## TASK DETAILS
Repeat each entry in full, exactly.
++++ DATA SHOWN ++++
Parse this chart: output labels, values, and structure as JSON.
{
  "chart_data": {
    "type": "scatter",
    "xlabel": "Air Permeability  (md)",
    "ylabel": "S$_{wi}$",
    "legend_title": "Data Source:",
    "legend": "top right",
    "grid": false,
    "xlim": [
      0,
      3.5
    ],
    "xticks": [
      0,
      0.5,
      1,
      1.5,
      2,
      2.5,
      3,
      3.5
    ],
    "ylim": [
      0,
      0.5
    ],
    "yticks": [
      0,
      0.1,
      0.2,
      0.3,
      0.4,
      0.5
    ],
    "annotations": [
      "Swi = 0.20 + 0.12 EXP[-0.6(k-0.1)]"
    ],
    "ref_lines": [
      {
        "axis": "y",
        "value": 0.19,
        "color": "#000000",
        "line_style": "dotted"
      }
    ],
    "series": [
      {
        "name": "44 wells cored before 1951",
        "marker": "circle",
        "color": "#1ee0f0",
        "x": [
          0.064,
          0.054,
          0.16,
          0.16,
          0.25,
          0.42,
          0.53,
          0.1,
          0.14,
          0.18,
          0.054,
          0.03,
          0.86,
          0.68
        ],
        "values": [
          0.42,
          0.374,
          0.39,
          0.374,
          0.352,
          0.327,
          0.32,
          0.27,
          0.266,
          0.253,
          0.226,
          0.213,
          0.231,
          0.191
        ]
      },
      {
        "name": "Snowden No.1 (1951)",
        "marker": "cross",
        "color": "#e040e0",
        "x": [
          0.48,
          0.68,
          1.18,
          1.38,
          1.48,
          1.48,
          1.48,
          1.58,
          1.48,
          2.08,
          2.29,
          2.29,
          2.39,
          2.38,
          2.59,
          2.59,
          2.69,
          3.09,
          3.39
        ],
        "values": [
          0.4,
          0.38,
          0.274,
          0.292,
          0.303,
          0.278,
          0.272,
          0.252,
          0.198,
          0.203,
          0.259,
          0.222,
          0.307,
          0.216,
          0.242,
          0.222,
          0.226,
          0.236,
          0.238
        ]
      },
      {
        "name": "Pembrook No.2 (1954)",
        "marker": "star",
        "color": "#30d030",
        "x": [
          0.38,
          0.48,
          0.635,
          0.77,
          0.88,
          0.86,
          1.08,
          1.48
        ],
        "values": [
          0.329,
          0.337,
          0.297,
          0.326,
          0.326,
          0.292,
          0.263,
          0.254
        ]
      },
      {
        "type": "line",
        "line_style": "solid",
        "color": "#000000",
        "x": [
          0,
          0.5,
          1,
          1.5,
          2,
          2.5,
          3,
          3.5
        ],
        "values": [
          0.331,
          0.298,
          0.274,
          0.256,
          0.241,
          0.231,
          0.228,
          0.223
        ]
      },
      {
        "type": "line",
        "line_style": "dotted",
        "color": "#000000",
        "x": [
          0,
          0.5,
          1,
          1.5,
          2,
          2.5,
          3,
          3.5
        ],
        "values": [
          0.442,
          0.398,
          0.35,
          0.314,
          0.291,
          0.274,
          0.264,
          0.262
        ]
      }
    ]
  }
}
++++
## WRITTEN REPLY
Parse this chart: output labels, values, and structure as JSON.
{
  "chart_data": {
    "type": "scatter",
    "xlabel": "Air Permeability  (md)",
    "ylabel": "S$_{wi}$",
    "legend_title": "Data Source:",
    "legend": "top right",
    "grid": false,
    "xlim": [
      0,
      3.5
    ],
    "xticks": [
      0,
      0.5,
      1,
      1.5,
      2,
      2.5,
      3,
      3.5
    ],
    "ylim": [
      0,
      0.5
    ],
    "yticks": [
      0,
      0.1,
      0.2,
      0.3,
      0.4,
      0.5
    ],
    "annotations": [
      "Swi = 0.20 + 0.12 EXP[-0.6(k-0.1)]"
    ],
    "ref_lines": [
      {
        "axis": "y",
        "value": 0.19,
        "color": "#000000",
        "line_style": "dotted"
      }
    ],
    "series": [
      {
        "name": "44 wells cored before 1951",
        "marker": "circle",
        "color": "#1ee0f0",
        "x": [
          0.064,
          0.054,
          0.16,
          0.16,
          0.25,
          0.42,
          0.53,
          0.1,
          0.14,
          0.18,
          0.054,
          0.03,
          0.86,
          0.68
        ],
        "values": [
          0.42,
          0.374,
          0.39,
          0.374,
          0.352,
          0.327,
          0.32,
          0.27,
          0.266,
          0.253,
          0.226,
          0.213,
          0.231,
          0.191
        ]
      },
      {
        "name": "Snowden No.1 (1951)",
        "marker": "cross",
        "color": "#e040e0",
        "x": [
          0.48,
          0.68,
          1.18,
          1.38,
          1.48,
          1.48,
          1.48,
          1.58,
          1.48,
          2.08,
          2.29,
          2.29,
          2.39,
          2.38,
          2.59,
          2.59,
          2.69,
          3.09,
          3.39
        ],
        "values": [
          0.4,
          0.38,
          0.274,
          0.292,
          0.303,
          0.278,
          0.272,
          0.252,
          0.198,
          0.203,
          0.259,
          0.222,
          0.307,
          0.216,
          0.242,
          0.222,
          0.226,
          0.236,
          0.238
        ]
      },
      {
        "name": "Pembrook No.2 (1954)",
        "marker": "star",
        "color": "#30d030",
        "x": [
          0.38,
          0.48,
          0.635,
          0.77,
          0.88,
          0.86,
          1.08,
          1.48
        ],
        "values": [
          0.329,
          0.337,
          0.297,
          0.326,
          0.326,
          0.292,
          0.263,
          0.254
        ]
      },
      {
        "type": "line",
        "line_style": "solid",
        "color": "#000000",
        "x": [
          0,
          0.5,
          1,
          1.5,
          2,
          2.5,
          3,
          3.5
        ],
        "values": [
          0.331,
          0.298,
          0.274,
          0.256,
          0.241,
          0.231,
          0.228,
          0.223
        ]
      },
      {
        "type": "line",
        "line_style": "dotted",
        "color": "#000000",
        "x": [
          0,
          0.5,
          1,
          1.5,
          2,
          2.5,
          3,
          3.5
        ],
        "values": [
          0.442,
          0.398,
          0.35,
          0.314,
          0.291,
          0.274,
          0.264,
          0.262
        ]
      }
    ]
  }
}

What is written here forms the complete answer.